▽

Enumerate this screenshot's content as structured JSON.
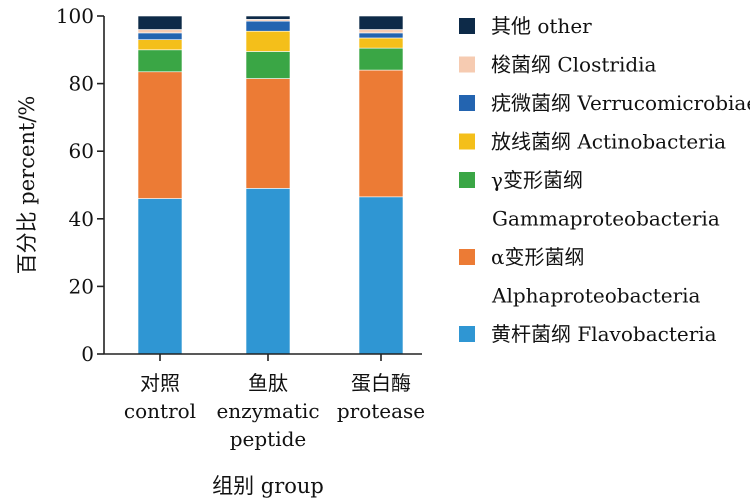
{
  "chart_data": {
    "type": "bar",
    "stacked": true,
    "ylabel": "百分比 percent/%",
    "xlabel": "组别 group",
    "ylim": [
      0,
      100
    ],
    "yticks": [
      0,
      20,
      40,
      60,
      80,
      100
    ],
    "grid": false,
    "legend_position": "right",
    "categories": [
      [
        "对照",
        "control"
      ],
      [
        "鱼肽",
        "enzymatic",
        "peptide"
      ],
      [
        "蛋白酶",
        "protease"
      ]
    ],
    "series": [
      {
        "name": [
          "黄杆菌纲 Flavobacteria"
        ],
        "color": "#2f96d3",
        "values": [
          46,
          49,
          46.5
        ]
      },
      {
        "name": [
          "α变形菌纲",
          "Alphaproteobacteria"
        ],
        "color": "#ec7b35",
        "values": [
          37.5,
          32.5,
          37.5
        ]
      },
      {
        "name": [
          "γ变形菌纲",
          "Gammaproteobacteria"
        ],
        "color": "#3aa645",
        "values": [
          6.5,
          8,
          6.5
        ]
      },
      {
        "name": [
          "放线菌纲 Actinobacteria"
        ],
        "color": "#f4bf1a",
        "values": [
          3,
          6,
          3
        ]
      },
      {
        "name": [
          "疣微菌纲 Verrucomicrobiae"
        ],
        "color": "#2364b0",
        "values": [
          2,
          3,
          1.5
        ]
      },
      {
        "name": [
          "梭菌纲 Clostridia"
        ],
        "color": "#f6cbb1",
        "values": [
          1,
          0.5,
          1
        ]
      },
      {
        "name": [
          "其他 other"
        ],
        "color": "#0d2a48",
        "values": [
          4,
          1,
          4
        ]
      }
    ]
  }
}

△

| Task instructions |
Lines holding the word "color" in the records above: how many are there? Answer with the number only.

| Answer to the exercise |
7